= Requirements =
Identify all lines in the data containing the string "wasn". Copy them out.

** start **

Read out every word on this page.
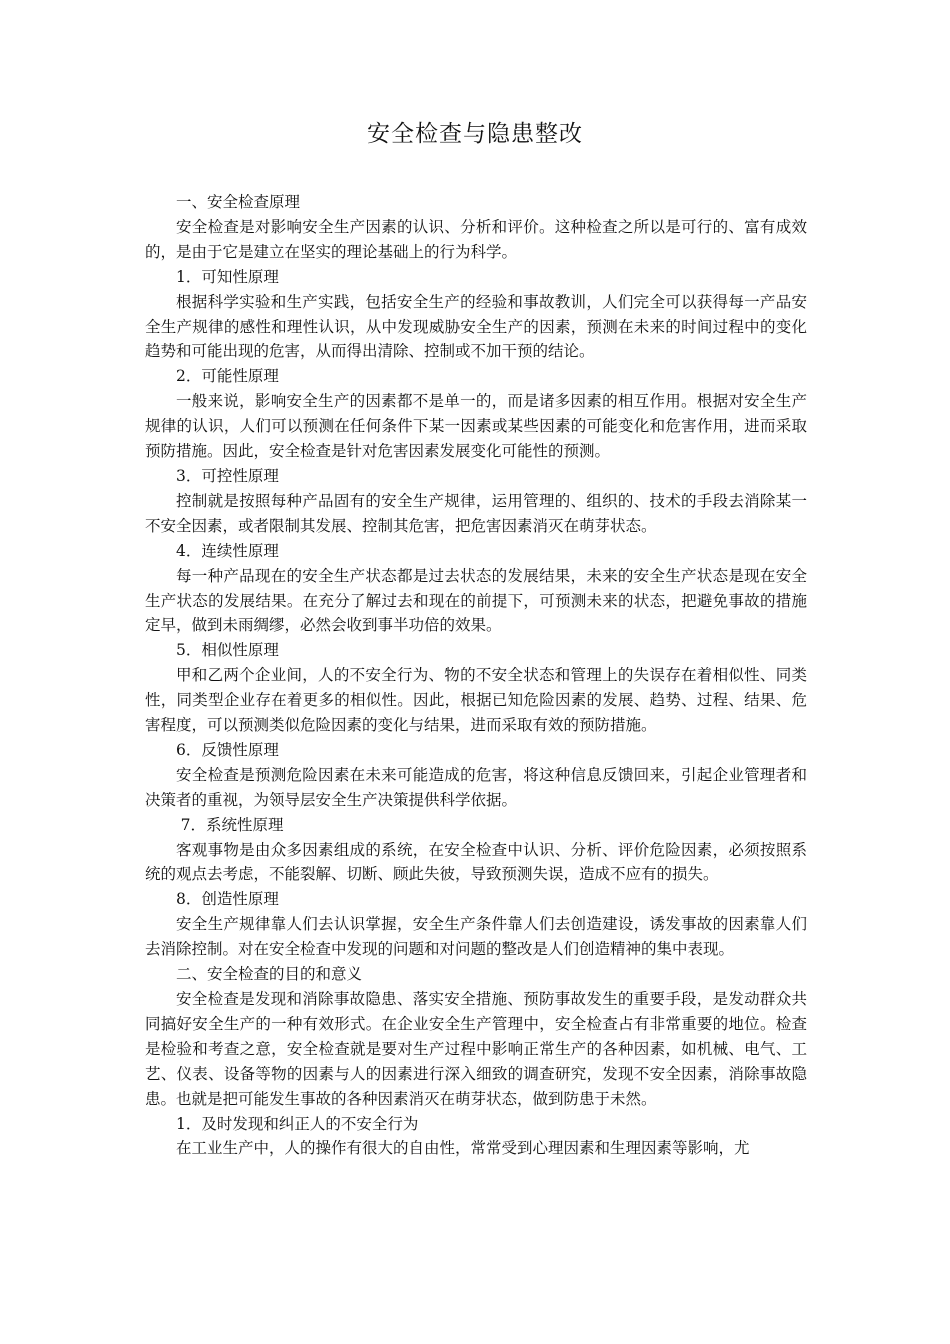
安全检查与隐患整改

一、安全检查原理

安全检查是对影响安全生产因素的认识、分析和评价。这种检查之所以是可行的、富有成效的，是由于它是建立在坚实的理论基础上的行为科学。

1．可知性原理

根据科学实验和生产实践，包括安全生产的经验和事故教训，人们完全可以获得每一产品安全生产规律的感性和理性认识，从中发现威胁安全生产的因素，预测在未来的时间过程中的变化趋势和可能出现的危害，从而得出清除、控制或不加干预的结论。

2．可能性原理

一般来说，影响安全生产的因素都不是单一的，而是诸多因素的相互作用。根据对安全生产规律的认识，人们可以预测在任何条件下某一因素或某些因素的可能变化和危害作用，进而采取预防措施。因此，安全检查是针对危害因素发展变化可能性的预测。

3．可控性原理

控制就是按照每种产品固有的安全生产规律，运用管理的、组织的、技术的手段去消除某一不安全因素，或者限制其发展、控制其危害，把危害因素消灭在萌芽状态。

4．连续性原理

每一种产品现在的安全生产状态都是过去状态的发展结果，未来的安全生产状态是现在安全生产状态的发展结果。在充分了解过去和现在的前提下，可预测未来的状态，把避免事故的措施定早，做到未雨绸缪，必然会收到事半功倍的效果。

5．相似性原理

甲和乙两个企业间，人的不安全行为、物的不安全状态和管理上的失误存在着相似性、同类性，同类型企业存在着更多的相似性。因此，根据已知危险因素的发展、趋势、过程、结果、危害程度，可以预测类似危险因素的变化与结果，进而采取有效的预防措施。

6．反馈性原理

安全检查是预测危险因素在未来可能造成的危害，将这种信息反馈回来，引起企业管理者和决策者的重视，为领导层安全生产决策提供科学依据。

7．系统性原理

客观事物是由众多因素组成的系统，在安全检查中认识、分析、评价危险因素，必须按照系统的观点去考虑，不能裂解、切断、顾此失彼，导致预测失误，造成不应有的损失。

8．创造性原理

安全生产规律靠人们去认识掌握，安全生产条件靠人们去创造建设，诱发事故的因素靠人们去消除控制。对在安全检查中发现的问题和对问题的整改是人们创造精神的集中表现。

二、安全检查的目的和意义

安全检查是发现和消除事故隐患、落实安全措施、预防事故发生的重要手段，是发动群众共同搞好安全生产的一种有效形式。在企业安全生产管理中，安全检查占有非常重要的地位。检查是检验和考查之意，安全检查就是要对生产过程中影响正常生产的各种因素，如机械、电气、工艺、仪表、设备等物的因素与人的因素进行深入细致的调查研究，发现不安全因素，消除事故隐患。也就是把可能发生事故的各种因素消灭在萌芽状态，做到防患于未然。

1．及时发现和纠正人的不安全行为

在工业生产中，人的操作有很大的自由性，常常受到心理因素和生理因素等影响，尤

** end **
** start **

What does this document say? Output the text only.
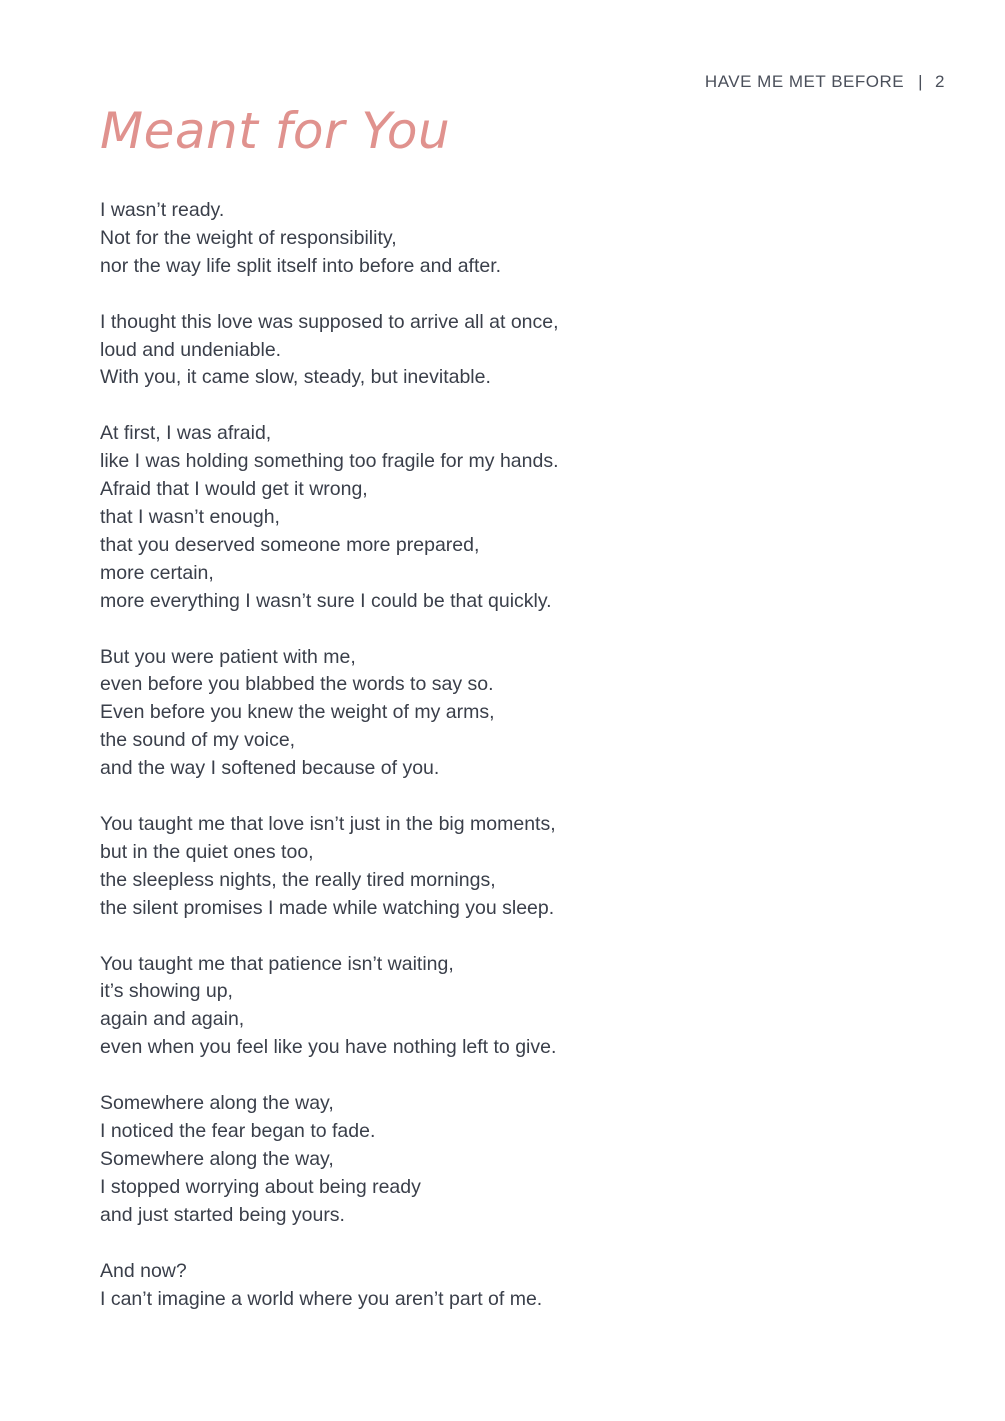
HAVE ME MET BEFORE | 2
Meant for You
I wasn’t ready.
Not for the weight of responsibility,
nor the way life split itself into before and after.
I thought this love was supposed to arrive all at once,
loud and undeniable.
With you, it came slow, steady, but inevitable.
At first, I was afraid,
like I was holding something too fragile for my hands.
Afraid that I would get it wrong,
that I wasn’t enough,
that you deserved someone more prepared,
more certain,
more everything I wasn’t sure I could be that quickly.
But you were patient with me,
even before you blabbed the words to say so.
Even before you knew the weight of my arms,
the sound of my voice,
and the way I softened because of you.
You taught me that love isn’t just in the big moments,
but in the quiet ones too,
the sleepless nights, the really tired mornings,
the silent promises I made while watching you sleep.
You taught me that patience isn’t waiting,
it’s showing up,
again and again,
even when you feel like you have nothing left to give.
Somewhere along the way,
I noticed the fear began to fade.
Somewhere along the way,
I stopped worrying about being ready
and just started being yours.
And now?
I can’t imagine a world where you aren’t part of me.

** end **

= Solution below =
I wasn’t ready.
that I wasn’t enough,
more everything I wasn’t sure I could be that quickly.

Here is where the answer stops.